## Task data:
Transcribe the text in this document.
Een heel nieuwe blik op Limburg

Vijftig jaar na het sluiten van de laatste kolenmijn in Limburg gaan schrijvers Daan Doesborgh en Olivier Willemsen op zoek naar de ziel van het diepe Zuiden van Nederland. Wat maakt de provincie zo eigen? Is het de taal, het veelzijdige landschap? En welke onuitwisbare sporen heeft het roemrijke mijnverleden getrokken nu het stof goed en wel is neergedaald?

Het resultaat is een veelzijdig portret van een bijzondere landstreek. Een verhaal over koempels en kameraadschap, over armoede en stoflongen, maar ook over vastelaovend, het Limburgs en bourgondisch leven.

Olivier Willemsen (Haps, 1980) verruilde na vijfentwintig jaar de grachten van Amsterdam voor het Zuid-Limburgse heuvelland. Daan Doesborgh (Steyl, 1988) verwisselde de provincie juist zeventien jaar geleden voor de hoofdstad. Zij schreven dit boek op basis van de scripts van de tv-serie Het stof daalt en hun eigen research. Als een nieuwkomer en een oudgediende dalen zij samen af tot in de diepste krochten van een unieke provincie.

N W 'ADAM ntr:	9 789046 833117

* * *

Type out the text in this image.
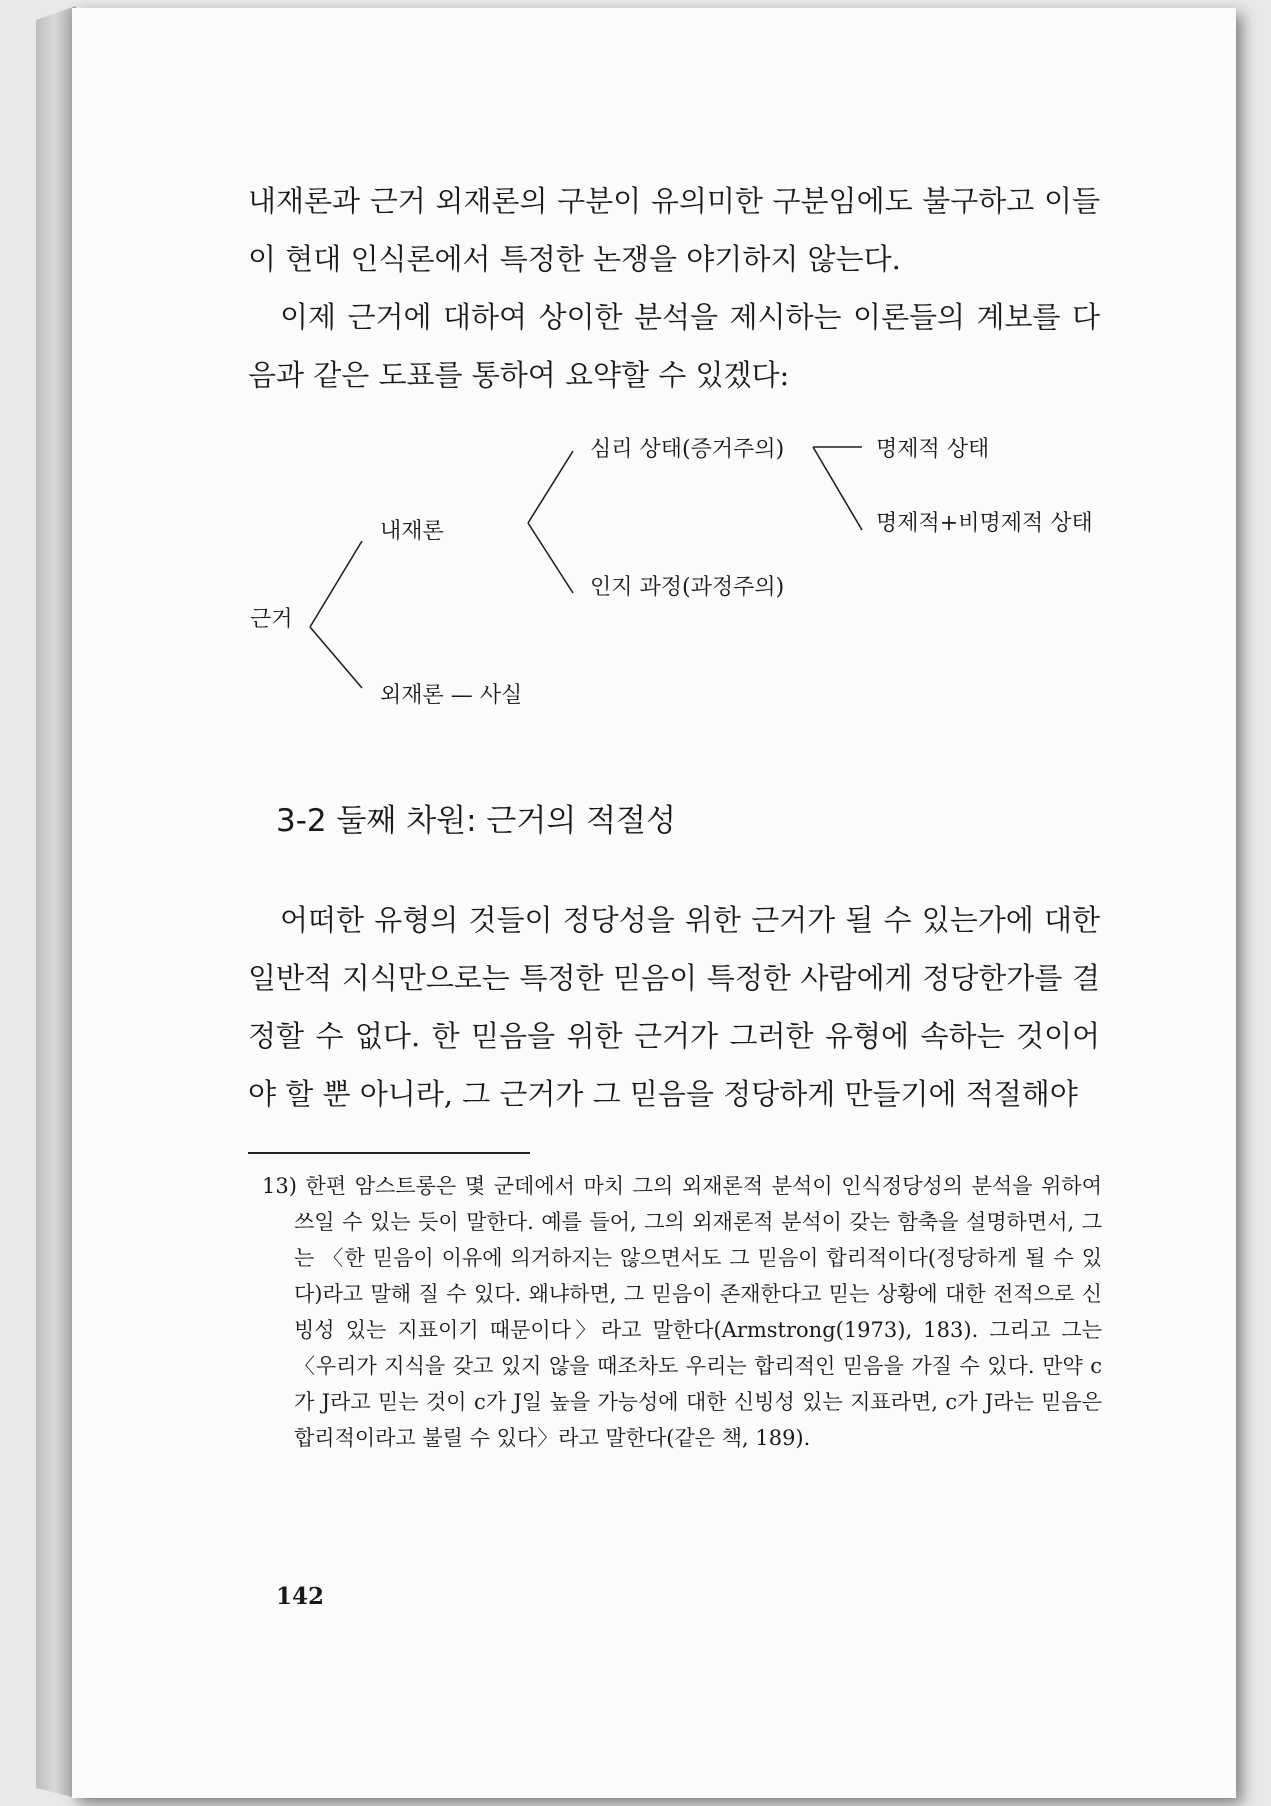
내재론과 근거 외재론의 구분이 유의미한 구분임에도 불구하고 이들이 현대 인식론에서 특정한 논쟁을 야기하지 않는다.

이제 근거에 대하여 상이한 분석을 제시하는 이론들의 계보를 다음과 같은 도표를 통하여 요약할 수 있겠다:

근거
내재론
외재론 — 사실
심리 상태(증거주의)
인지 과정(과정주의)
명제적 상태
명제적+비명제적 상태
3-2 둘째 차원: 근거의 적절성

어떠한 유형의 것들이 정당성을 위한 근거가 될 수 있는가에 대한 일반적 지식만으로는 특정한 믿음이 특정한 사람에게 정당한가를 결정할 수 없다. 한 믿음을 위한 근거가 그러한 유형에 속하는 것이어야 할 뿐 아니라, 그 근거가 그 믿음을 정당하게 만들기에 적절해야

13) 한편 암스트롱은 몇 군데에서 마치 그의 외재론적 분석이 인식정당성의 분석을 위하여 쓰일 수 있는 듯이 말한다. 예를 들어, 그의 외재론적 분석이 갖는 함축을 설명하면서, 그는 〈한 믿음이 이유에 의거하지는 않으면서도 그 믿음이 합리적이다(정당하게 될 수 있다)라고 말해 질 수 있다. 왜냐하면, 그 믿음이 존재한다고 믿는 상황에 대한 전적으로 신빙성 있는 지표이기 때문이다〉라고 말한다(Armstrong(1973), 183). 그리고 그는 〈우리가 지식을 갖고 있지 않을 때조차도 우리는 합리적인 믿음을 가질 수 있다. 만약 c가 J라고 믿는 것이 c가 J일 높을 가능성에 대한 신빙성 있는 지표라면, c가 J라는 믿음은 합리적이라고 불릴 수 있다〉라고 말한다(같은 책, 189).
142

---

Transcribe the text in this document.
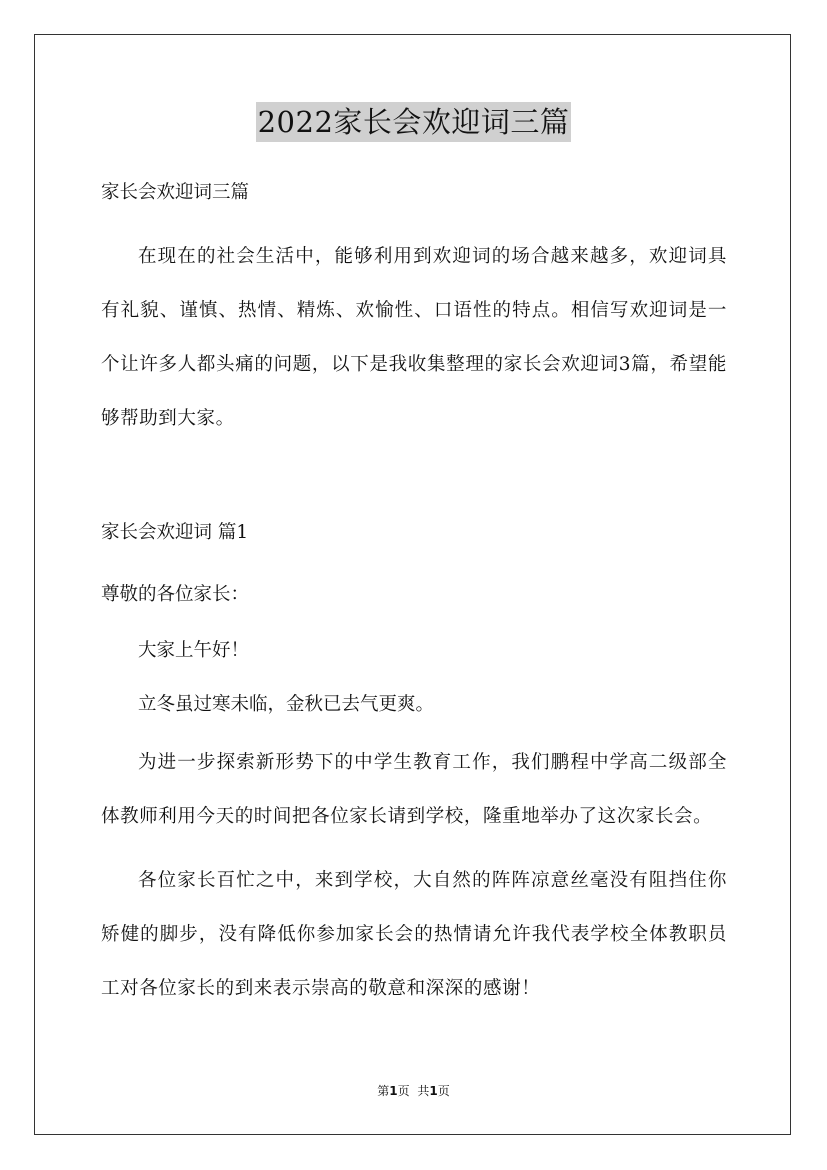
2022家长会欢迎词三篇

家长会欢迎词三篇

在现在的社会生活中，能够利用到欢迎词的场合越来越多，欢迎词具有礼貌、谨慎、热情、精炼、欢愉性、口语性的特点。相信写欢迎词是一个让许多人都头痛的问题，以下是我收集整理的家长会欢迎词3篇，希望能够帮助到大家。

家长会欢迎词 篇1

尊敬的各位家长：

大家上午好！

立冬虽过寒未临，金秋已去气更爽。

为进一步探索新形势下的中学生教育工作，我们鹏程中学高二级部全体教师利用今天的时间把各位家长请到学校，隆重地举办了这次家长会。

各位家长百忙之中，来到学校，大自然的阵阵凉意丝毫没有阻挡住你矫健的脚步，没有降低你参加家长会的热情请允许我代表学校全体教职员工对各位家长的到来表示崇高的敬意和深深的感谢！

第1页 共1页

## Aim:
In the material above, show every line where the word "eigen" turns up.

## Written response:
Vijftig jaar na het sluiten van de laatste kolenmijn in Limburg gaan schrijvers Daan Doesborgh en Olivier Willemsen op zoek naar de ziel van het diepe Zuiden van Nederland. Wat maakt de provincie zo eigen? Is het de taal, het veelzijdige landschap? En welke onuitwisbare sporen heeft het roemrijke mijnverleden getrokken nu het stof goed en wel is neergedaald?
Olivier Willemsen (Haps, 1980) verruilde na vijfentwintig jaar de grachten van Amsterdam voor het Zuid-Limburgse heuvelland. Daan Doesborgh (Steyl, 1988) verwisselde de provincie juist zeventien jaar geleden voor de hoofdstad. Zij schreven dit boek op basis van de scripts van de tv-serie Het stof daalt en hun eigen research. Als een nieuwkomer en een oudgediende dalen zij samen af tot in de diepste krochten van een unieke provincie.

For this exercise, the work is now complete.